START RECORDS FOR PROCESSING
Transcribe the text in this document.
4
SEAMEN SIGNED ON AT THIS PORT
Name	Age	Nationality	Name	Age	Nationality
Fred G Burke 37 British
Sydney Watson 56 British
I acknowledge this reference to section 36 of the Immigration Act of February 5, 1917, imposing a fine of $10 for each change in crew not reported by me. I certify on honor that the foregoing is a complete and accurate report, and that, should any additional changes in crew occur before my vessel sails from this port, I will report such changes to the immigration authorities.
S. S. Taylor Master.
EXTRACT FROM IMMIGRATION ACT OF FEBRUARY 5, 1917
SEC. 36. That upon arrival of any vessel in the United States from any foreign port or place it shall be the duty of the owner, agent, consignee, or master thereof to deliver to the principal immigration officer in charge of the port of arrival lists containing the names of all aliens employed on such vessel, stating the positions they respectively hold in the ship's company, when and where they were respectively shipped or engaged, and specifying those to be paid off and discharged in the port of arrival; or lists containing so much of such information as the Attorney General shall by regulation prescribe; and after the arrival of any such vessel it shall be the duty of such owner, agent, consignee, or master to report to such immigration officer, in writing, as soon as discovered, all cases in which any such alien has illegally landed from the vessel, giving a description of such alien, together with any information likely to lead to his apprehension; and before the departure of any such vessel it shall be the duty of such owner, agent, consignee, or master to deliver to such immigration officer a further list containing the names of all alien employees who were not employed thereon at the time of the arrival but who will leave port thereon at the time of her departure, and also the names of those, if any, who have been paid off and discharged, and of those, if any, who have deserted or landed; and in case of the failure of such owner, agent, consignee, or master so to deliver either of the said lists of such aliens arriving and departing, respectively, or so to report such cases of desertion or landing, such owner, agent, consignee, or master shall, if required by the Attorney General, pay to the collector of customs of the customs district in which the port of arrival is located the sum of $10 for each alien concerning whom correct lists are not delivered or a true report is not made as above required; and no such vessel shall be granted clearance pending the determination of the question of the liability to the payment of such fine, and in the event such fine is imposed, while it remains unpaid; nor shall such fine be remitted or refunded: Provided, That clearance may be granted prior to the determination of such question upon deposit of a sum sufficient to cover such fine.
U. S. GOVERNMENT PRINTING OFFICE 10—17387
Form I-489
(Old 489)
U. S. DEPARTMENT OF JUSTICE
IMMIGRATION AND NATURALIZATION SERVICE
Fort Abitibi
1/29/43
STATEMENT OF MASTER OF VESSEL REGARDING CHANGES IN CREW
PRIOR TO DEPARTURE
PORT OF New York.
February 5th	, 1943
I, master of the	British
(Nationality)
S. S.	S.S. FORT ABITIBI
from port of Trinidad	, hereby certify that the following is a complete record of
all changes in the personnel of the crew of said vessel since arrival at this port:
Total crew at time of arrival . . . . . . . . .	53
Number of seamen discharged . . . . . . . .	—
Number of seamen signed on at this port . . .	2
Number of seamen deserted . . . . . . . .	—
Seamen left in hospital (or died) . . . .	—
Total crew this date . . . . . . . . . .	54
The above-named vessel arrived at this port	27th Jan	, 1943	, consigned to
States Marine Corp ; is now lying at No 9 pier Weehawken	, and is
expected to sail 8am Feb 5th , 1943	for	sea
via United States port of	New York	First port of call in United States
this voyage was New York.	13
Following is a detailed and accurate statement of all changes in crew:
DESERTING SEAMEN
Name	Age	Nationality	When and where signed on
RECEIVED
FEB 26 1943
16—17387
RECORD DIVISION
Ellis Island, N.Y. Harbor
END RECORDS FOR PROCESSING
-- GIVEN REQUEST --
Copy down the material exactly as written.

-- THE REPLY --
Transcribe the text in this document.
4
SEAMEN SIGNED ON AT THIS PORT
Name	Age	Nationality	Name	Age	Nationality
Fred G Burke 37 British
Sydney Watson 56 British
I acknowledge this reference to section 36 of the Immigration Act of February 5, 1917, imposing a fine of $10 for each change in crew not reported by me. I certify on honor that the foregoing is a complete and accurate report, and that, should any additional changes in crew occur before my vessel sails from this port, I will report such changes to the immigration authorities.
S. S. Taylor Master.
EXTRACT FROM IMMIGRATION ACT OF FEBRUARY 5, 1917
SEC. 36. That upon arrival of any vessel in the United States from any foreign port or place it shall be the duty of the owner, agent, consignee, or master thereof to deliver to the principal immigration officer in charge of the port of arrival lists containing the names of all aliens employed on such vessel, stating the positions they respectively hold in the ship's company, when and where they were respectively shipped or engaged, and specifying those to be paid off and discharged in the port of arrival; or lists containing so much of such information as the Attorney General shall by regulation prescribe; and after the arrival of any such vessel it shall be the duty of such owner, agent, consignee, or master to report to such immigration officer, in writing, as soon as discovered, all cases in which any such alien has illegally landed from the vessel, giving a description of such alien, together with any information likely to lead to his apprehension; and before the departure of any such vessel it shall be the duty of such owner, agent, consignee, or master to deliver to such immigration officer a further list containing the names of all alien employees who were not employed thereon at the time of the arrival but who will leave port thereon at the time of her departure, and also the names of those, if any, who have been paid off and discharged, and of those, if any, who have deserted or landed; and in case of the failure of such owner, agent, consignee, or master so to deliver either of the said lists of such aliens arriving and departing, respectively, or so to report such cases of desertion or landing, such owner, agent, consignee, or master shall, if required by the Attorney General, pay to the collector of customs of the customs district in which the port of arrival is located the sum of $10 for each alien concerning whom correct lists are not delivered or a true report is not made as above required; and no such vessel shall be granted clearance pending the determination of the question of the liability to the payment of such fine, and in the event such fine is imposed, while it remains unpaid; nor shall such fine be remitted or refunded: Provided, That clearance may be granted prior to the determination of such question upon deposit of a sum sufficient to cover such fine.
U. S. GOVERNMENT PRINTING OFFICE 10—17387
Form I-489
(Old 489)
U. S. DEPARTMENT OF JUSTICE
IMMIGRATION AND NATURALIZATION SERVICE
Fort Abitibi
1/29/43
STATEMENT OF MASTER OF VESSEL REGARDING CHANGES IN CREW
PRIOR TO DEPARTURE
PORT OF New York.
February 5th	, 1943
I, master of the	British
(Nationality)
S. S.	S.S. FORT ABITIBI
from port of Trinidad	, hereby certify that the following is a complete record of
all changes in the personnel of the crew of said vessel since arrival at this port:
Total crew at time of arrival . . . . . . . . .	53
Number of seamen discharged . . . . . . . .	—
Number of seamen signed on at this port . . .	2
Number of seamen deserted . . . . . . . .	—
Seamen left in hospital (or died) . . . .	—
Total crew this date . . . . . . . . . .	54
The above-named vessel arrived at this port	27th Jan	, 1943	, consigned to
States Marine Corp ; is now lying at No 9 pier Weehawken	, and is
expected to sail 8am Feb 5th , 1943	for	sea
via United States port of	New York	First port of call in United States
this voyage was New York.	13
Following is a detailed and accurate statement of all changes in crew:
DESERTING SEAMEN
Name	Age	Nationality	When and where signed on
RECEIVED
FEB 26 1943
16—17387
RECORD DIVISION
Ellis Island, N.Y. Harbor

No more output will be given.